[Records]

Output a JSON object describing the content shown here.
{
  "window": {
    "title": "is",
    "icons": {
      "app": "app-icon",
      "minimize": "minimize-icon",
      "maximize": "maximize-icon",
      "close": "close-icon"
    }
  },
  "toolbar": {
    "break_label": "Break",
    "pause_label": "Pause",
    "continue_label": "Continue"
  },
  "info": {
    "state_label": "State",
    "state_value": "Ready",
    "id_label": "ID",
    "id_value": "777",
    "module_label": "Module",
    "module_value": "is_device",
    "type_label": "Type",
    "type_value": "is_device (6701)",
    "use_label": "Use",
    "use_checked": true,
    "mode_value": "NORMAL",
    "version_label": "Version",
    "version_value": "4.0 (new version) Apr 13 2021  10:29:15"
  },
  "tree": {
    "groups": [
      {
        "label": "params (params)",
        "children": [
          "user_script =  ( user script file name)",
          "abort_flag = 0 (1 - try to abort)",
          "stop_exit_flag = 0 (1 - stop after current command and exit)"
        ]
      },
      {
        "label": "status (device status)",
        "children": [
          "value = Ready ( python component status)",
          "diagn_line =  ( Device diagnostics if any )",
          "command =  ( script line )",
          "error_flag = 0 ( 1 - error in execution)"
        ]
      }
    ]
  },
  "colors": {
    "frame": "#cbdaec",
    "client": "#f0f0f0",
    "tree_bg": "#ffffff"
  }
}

◆ THE PROBLEM
In full and verbatim, repeat the records given above.

◆ EXERCISE RESPONSE
Output a JSON object describing the content shown here.
{
  "window": {
    "title": "is",
    "icons": {
      "app": "app-icon",
      "minimize": "minimize-icon",
      "maximize": "maximize-icon",
      "close": "close-icon"
    }
  },
  "toolbar": {
    "break_label": "Break",
    "pause_label": "Pause",
    "continue_label": "Continue"
  },
  "info": {
    "state_label": "State",
    "state_value": "Ready",
    "id_label": "ID",
    "id_value": "777",
    "module_label": "Module",
    "module_value": "is_device",
    "type_label": "Type",
    "type_value": "is_device (6701)",
    "use_label": "Use",
    "use_checked": true,
    "mode_value": "NORMAL",
    "version_label": "Version",
    "version_value": "4.0 (new version) Apr 13 2021  10:29:15"
  },
  "tree": {
    "groups": [
      {
        "label": "params (params)",
        "children": [
          "user_script =  ( user script file name)",
          "abort_flag = 0 (1 - try to abort)",
          "stop_exit_flag = 0 (1 - stop after current command and exit)"
        ]
      },
      {
        "label": "status (device status)",
        "children": [
          "value = Ready ( python component status)",
          "diagn_line =  ( Device diagnostics if any )",
          "command =  ( script line )",
          "error_flag = 0 ( 1 - error in execution)"
        ]
      }
    ]
  },
  "colors": {
    "frame": "#cbdaec",
    "client": "#f0f0f0",
    "tree_bg": "#ffffff"
  }
}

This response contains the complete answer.